Dataset excerpt
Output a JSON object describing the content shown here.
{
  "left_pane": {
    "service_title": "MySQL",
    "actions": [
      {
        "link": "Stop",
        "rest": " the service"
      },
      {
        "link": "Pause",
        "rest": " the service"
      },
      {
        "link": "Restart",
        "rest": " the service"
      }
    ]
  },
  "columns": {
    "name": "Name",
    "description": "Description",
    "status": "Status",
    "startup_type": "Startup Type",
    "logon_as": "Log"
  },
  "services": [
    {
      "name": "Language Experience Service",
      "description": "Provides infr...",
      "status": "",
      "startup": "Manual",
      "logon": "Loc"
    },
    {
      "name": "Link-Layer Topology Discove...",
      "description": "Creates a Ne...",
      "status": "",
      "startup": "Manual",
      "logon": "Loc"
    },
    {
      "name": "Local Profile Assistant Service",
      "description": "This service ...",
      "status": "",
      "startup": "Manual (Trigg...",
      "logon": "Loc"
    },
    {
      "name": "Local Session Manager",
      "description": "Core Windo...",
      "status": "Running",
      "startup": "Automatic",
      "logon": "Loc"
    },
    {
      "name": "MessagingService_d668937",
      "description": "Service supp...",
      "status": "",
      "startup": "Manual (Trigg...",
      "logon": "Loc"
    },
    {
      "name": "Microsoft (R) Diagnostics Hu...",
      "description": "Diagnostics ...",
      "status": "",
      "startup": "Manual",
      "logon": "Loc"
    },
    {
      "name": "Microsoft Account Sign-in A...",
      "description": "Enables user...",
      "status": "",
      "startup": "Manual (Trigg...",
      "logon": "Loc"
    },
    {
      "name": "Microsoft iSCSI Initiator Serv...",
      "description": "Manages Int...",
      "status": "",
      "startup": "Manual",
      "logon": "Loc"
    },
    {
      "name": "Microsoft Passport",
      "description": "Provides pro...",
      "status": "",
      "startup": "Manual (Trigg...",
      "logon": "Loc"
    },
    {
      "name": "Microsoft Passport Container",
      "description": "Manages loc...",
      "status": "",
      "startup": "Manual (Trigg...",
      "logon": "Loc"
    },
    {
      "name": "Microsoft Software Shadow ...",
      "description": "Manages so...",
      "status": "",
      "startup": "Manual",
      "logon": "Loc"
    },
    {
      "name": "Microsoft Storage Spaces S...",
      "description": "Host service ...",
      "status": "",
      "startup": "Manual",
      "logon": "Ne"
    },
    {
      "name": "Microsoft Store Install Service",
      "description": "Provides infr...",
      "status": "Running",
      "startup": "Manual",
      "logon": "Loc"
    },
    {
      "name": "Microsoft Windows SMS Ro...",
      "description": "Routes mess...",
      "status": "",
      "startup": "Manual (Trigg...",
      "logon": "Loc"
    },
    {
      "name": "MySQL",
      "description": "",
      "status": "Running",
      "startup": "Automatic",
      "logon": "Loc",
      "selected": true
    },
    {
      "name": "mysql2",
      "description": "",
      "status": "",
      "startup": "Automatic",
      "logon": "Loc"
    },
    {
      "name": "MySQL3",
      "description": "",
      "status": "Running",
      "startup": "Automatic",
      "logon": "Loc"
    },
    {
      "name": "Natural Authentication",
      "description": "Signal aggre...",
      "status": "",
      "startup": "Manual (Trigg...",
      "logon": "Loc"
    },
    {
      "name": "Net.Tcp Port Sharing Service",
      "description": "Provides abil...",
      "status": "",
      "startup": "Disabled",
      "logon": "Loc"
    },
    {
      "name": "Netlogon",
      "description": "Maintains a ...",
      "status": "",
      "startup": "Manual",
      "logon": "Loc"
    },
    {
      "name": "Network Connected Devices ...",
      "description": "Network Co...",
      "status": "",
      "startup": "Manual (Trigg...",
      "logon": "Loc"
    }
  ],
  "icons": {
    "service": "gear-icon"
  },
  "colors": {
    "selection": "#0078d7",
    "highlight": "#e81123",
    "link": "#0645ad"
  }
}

■ Brief: Would you copy out each line exactly as written?

■ Result of this exercise:
Output a JSON object describing the content shown here.
{
  "left_pane": {
    "service_title": "MySQL",
    "actions": [
      {
        "link": "Stop",
        "rest": " the service"
      },
      {
        "link": "Pause",
        "rest": " the service"
      },
      {
        "link": "Restart",
        "rest": " the service"
      }
    ]
  },
  "columns": {
    "name": "Name",
    "description": "Description",
    "status": "Status",
    "startup_type": "Startup Type",
    "logon_as": "Log"
  },
  "services": [
    {
      "name": "Language Experience Service",
      "description": "Provides infr...",
      "status": "",
      "startup": "Manual",
      "logon": "Loc"
    },
    {
      "name": "Link-Layer Topology Discove...",
      "description": "Creates a Ne...",
      "status": "",
      "startup": "Manual",
      "logon": "Loc"
    },
    {
      "name": "Local Profile Assistant Service",
      "description": "This service ...",
      "status": "",
      "startup": "Manual (Trigg...",
      "logon": "Loc"
    },
    {
      "name": "Local Session Manager",
      "description": "Core Windo...",
      "status": "Running",
      "startup": "Automatic",
      "logon": "Loc"
    },
    {
      "name": "MessagingService_d668937",
      "description": "Service supp...",
      "status": "",
      "startup": "Manual (Trigg...",
      "logon": "Loc"
    },
    {
      "name": "Microsoft (R) Diagnostics Hu...",
      "description": "Diagnostics ...",
      "status": "",
      "startup": "Manual",
      "logon": "Loc"
    },
    {
      "name": "Microsoft Account Sign-in A...",
      "description": "Enables user...",
      "status": "",
      "startup": "Manual (Trigg...",
      "logon": "Loc"
    },
    {
      "name": "Microsoft iSCSI Initiator Serv...",
      "description": "Manages Int...",
      "status": "",
      "startup": "Manual",
      "logon": "Loc"
    },
    {
      "name": "Microsoft Passport",
      "description": "Provides pro...",
      "status": "",
      "startup": "Manual (Trigg...",
      "logon": "Loc"
    },
    {
      "name": "Microsoft Passport Container",
      "description": "Manages loc...",
      "status": "",
      "startup": "Manual (Trigg...",
      "logon": "Loc"
    },
    {
      "name": "Microsoft Software Shadow ...",
      "description": "Manages so...",
      "status": "",
      "startup": "Manual",
      "logon": "Loc"
    },
    {
      "name": "Microsoft Storage Spaces S...",
      "description": "Host service ...",
      "status": "",
      "startup": "Manual",
      "logon": "Ne"
    },
    {
      "name": "Microsoft Store Install Service",
      "description": "Provides infr...",
      "status": "Running",
      "startup": "Manual",
      "logon": "Loc"
    },
    {
      "name": "Microsoft Windows SMS Ro...",
      "description": "Routes mess...",
      "status": "",
      "startup": "Manual (Trigg...",
      "logon": "Loc"
    },
    {
      "name": "MySQL",
      "description": "",
      "status": "Running",
      "startup": "Automatic",
      "logon": "Loc",
      "selected": true
    },
    {
      "name": "mysql2",
      "description": "",
      "status": "",
      "startup": "Automatic",
      "logon": "Loc"
    },
    {
      "name": "MySQL3",
      "description": "",
      "status": "Running",
      "startup": "Automatic",
      "logon": "Loc"
    },
    {
      "name": "Natural Authentication",
      "description": "Signal aggre...",
      "status": "",
      "startup": "Manual (Trigg...",
      "logon": "Loc"
    },
    {
      "name": "Net.Tcp Port Sharing Service",
      "description": "Provides abil...",
      "status": "",
      "startup": "Disabled",
      "logon": "Loc"
    },
    {
      "name": "Netlogon",
      "description": "Maintains a ...",
      "status": "",
      "startup": "Manual",
      "logon": "Loc"
    },
    {
      "name": "Network Connected Devices ...",
      "description": "Network Co...",
      "status": "",
      "startup": "Manual (Trigg...",
      "logon": "Loc"
    }
  ],
  "icons": {
    "service": "gear-icon"
  },
  "colors": {
    "selection": "#0078d7",
    "highlight": "#e81123",
    "link": "#0645ad"
  }
}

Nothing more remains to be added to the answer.